==== SOURCE MATERIAL
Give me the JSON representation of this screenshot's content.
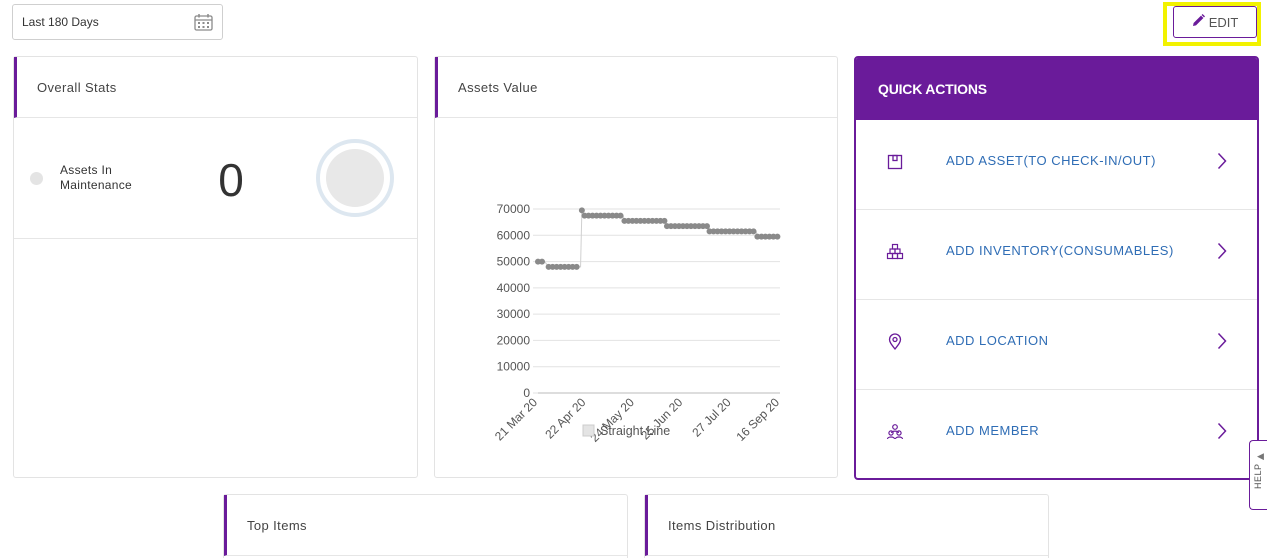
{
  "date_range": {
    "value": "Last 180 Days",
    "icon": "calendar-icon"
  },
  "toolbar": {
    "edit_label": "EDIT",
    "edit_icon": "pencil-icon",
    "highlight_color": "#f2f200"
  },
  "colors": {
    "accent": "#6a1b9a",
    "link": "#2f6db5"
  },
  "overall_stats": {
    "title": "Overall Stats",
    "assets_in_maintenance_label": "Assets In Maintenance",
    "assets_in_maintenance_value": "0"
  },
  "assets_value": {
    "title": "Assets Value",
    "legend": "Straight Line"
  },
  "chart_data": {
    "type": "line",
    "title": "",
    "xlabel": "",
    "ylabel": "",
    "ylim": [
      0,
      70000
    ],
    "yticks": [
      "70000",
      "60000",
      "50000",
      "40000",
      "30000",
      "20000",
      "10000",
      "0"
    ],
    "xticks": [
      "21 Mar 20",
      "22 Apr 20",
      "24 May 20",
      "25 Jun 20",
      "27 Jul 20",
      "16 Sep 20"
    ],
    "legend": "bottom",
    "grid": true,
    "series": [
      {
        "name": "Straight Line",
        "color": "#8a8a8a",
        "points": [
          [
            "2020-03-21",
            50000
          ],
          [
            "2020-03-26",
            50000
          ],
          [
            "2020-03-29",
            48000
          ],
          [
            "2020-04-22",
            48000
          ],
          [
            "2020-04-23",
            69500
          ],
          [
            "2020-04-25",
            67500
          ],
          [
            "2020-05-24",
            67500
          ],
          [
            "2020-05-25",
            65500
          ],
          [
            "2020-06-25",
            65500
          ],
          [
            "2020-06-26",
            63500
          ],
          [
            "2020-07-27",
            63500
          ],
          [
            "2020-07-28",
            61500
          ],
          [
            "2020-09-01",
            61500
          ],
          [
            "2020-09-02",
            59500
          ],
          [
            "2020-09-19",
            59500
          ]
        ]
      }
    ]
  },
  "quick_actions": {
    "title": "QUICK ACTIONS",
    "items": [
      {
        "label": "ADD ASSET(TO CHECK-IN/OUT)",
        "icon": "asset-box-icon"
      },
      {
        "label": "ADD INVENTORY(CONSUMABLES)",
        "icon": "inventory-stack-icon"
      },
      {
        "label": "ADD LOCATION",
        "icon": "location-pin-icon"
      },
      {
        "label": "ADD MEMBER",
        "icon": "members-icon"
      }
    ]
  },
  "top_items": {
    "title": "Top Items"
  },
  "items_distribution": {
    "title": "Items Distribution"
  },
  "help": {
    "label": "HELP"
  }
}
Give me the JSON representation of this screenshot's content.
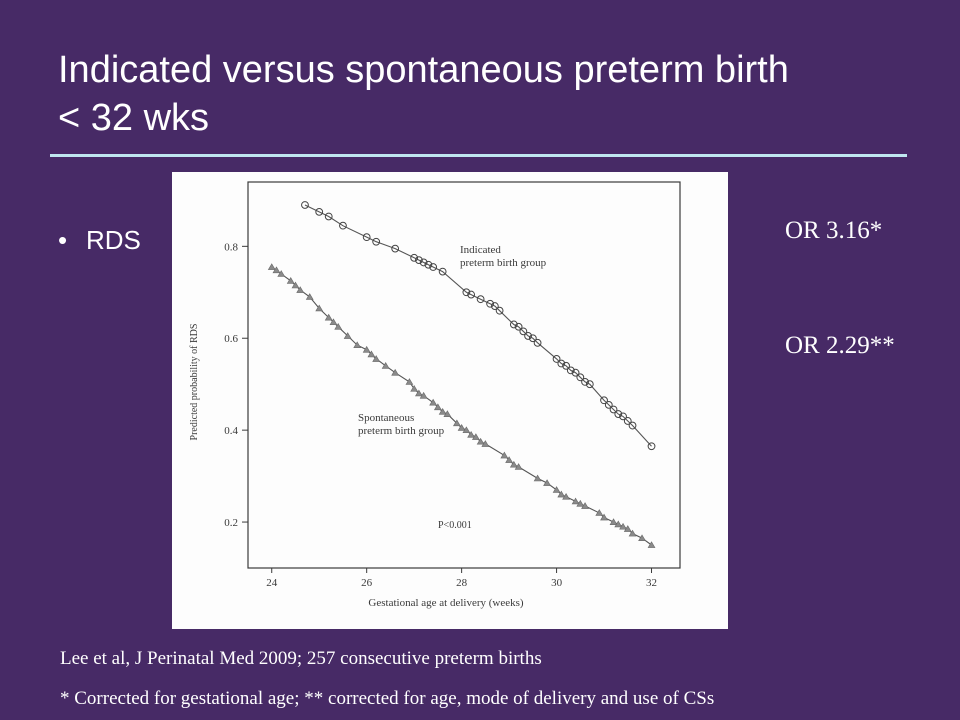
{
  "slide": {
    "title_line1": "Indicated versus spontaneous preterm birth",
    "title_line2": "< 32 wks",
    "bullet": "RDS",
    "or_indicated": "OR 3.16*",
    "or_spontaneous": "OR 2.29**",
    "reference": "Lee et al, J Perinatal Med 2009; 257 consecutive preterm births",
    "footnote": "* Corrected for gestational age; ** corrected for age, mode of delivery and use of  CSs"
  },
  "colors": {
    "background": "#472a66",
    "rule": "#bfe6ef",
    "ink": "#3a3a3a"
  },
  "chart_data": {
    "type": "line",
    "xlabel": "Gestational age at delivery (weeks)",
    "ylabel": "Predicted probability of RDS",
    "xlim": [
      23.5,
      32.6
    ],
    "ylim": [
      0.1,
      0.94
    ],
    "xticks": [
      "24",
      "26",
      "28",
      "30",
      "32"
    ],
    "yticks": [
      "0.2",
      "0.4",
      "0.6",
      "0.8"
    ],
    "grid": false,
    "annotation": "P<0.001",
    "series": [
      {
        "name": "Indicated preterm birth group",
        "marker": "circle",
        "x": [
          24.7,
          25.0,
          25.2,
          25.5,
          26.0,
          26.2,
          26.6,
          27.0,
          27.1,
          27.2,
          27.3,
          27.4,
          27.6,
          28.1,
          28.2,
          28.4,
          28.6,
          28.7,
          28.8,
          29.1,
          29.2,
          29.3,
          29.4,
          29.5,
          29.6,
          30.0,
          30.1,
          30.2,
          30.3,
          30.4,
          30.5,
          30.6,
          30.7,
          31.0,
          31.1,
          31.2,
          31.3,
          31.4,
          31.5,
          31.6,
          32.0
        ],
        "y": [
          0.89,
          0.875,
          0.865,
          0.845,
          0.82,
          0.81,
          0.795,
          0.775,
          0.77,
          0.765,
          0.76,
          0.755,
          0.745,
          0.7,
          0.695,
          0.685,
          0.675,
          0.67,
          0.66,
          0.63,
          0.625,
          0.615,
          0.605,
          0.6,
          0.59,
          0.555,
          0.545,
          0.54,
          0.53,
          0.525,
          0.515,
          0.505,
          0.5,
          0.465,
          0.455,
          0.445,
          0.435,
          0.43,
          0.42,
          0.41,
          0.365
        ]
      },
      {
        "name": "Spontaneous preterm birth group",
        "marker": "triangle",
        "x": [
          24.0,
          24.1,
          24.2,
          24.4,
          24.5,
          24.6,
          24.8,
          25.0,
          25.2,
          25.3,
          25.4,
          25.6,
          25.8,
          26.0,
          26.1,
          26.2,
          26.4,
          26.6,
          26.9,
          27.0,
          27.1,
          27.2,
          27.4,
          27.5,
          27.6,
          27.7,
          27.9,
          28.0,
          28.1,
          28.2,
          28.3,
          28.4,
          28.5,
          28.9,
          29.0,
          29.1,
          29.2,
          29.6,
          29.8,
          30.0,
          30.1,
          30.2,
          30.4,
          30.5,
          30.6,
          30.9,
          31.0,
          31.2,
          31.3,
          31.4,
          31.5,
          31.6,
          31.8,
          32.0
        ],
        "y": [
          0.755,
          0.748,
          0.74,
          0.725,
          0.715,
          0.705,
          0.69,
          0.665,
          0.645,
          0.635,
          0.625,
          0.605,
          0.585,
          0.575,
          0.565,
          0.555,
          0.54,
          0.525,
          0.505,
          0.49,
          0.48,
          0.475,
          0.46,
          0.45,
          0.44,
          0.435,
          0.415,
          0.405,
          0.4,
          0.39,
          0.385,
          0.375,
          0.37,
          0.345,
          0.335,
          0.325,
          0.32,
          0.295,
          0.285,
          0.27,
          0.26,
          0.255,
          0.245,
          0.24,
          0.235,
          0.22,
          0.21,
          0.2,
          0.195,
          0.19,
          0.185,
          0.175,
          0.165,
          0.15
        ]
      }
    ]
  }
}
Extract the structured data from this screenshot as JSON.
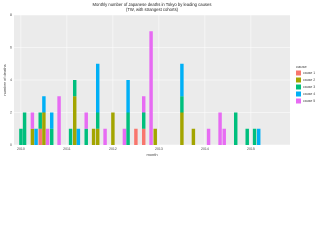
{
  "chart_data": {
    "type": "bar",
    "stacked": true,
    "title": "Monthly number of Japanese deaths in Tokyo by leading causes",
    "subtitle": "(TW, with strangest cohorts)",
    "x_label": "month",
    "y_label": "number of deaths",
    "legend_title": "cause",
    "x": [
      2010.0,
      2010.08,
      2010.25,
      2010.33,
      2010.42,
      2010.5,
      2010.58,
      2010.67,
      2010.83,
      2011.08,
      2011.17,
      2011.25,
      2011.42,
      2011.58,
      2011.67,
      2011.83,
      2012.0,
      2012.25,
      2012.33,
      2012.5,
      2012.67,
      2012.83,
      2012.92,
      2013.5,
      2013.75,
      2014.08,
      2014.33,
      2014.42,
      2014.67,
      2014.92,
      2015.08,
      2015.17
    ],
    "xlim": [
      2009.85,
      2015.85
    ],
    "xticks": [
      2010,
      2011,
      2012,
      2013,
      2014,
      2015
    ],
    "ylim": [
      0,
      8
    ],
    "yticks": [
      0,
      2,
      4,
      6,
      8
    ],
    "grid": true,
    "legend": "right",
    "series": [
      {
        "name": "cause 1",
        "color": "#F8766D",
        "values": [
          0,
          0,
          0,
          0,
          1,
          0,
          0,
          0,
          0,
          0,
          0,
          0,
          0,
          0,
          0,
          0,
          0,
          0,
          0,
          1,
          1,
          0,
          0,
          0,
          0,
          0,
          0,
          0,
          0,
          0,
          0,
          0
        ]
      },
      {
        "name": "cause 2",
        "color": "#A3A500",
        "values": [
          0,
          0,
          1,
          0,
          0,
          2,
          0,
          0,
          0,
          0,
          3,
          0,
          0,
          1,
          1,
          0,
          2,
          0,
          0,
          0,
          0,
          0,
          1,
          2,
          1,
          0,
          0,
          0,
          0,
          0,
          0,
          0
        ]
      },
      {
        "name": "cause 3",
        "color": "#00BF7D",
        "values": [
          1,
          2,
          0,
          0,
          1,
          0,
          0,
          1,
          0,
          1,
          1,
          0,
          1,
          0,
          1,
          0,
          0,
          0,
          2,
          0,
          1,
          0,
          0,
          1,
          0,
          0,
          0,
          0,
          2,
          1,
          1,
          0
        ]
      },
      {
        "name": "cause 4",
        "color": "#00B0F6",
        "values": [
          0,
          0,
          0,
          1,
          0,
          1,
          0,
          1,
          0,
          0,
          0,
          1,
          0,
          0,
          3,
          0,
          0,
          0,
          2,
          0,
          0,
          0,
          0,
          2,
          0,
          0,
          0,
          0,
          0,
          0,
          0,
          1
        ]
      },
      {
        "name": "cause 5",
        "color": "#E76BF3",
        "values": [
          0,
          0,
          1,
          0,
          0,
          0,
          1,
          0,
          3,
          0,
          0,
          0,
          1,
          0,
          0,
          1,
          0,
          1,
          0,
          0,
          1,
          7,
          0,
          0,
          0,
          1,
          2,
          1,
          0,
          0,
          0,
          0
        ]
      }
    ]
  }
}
========
Copy each line of the preceding data that contains the string "name".

        "name": "Straight Line",
        "name": "Indicated preterm birth group",
        "name": "Spontaneous preterm birth group",
        "name": "cause 1",
        "name": "cause 2",
        "name": "cause 3",
        "name": "cause 4",
        "name": "cause 5",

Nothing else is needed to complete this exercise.